-- start --

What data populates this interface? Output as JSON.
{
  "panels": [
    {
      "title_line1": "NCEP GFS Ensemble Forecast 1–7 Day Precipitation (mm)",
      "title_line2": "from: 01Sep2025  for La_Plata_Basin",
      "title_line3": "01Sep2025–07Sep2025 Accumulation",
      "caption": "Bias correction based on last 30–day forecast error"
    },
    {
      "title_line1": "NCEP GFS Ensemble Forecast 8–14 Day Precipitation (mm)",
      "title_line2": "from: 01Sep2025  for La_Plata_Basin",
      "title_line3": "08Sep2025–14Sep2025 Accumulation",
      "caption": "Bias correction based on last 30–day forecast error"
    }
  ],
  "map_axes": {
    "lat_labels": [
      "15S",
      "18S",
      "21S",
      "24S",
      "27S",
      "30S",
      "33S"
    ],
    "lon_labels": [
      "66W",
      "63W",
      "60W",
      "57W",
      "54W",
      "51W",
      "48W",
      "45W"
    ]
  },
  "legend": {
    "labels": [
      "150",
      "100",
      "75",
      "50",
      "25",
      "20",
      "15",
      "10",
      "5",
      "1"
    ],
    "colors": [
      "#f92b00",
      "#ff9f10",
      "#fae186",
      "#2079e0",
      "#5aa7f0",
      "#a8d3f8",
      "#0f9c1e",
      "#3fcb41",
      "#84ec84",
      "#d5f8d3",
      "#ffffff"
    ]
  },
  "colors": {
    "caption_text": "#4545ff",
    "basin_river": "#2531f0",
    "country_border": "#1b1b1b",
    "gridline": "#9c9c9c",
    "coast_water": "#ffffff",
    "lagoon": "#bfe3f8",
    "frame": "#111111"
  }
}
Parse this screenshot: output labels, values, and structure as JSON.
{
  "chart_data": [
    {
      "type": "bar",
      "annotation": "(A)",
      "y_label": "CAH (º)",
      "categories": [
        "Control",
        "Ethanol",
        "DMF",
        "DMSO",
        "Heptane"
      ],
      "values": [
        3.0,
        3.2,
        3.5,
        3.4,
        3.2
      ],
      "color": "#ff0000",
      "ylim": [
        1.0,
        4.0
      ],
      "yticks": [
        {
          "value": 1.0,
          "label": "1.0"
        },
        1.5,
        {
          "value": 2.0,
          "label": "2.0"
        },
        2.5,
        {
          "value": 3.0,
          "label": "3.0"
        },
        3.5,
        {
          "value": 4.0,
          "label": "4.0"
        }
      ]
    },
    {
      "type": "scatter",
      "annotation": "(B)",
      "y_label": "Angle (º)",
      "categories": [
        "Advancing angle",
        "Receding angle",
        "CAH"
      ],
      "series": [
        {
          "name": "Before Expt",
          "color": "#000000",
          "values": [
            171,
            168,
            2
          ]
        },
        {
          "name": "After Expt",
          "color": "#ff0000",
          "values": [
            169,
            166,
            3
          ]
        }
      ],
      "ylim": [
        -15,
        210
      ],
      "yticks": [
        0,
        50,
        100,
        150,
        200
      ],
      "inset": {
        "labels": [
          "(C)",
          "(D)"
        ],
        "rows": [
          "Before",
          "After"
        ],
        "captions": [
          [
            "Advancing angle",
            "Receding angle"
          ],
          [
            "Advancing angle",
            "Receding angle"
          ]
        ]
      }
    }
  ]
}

-- end --

• GIVEN INSTRUCTION: Quote, without alteration, the final stretch of the entries: the line with "Parse this screenshot: output" onward to the last line.

• RESULT OF THIS TASK:
Parse this screenshot: output labels, values, and structure as JSON.
{
  "chart_data": [
    {
      "type": "bar",
      "annotation": "(A)",
      "y_label": "CAH (º)",
      "categories": [
        "Control",
        "Ethanol",
        "DMF",
        "DMSO",
        "Heptane"
      ],
      "values": [
        3.0,
        3.2,
        3.5,
        3.4,
        3.2
      ],
      "color": "#ff0000",
      "ylim": [
        1.0,
        4.0
      ],
      "yticks": [
        {
          "value": 1.0,
          "label": "1.0"
        },
        1.5,
        {
          "value": 2.0,
          "label": "2.0"
        },
        2.5,
        {
          "value": 3.0,
          "label": "3.0"
        },
        3.5,
        {
          "value": 4.0,
          "label": "4.0"
        }
      ]
    },
    {
      "type": "scatter",
      "annotation": "(B)",
      "y_label": "Angle (º)",
      "categories": [
        "Advancing angle",
        "Receding angle",
        "CAH"
      ],
      "series": [
        {
          "name": "Before Expt",
          "color": "#000000",
          "values": [
            171,
            168,
            2
          ]
        },
        {
          "name": "After Expt",
          "color": "#ff0000",
          "values": [
            169,
            166,
            3
          ]
        }
      ],
      "ylim": [
        -15,
        210
      ],
      "yticks": [
        0,
        50,
        100,
        150,
        200
      ],
      "inset": {
        "labels": [
          "(C)",
          "(D)"
        ],
        "rows": [
          "Before",
          "After"
        ],
        "captions": [
          [
            "Advancing angle",
            "Receding angle"
          ],
          [
            "Advancing angle",
            "Receding angle"
          ]
        ]
      }
    }
  ]
}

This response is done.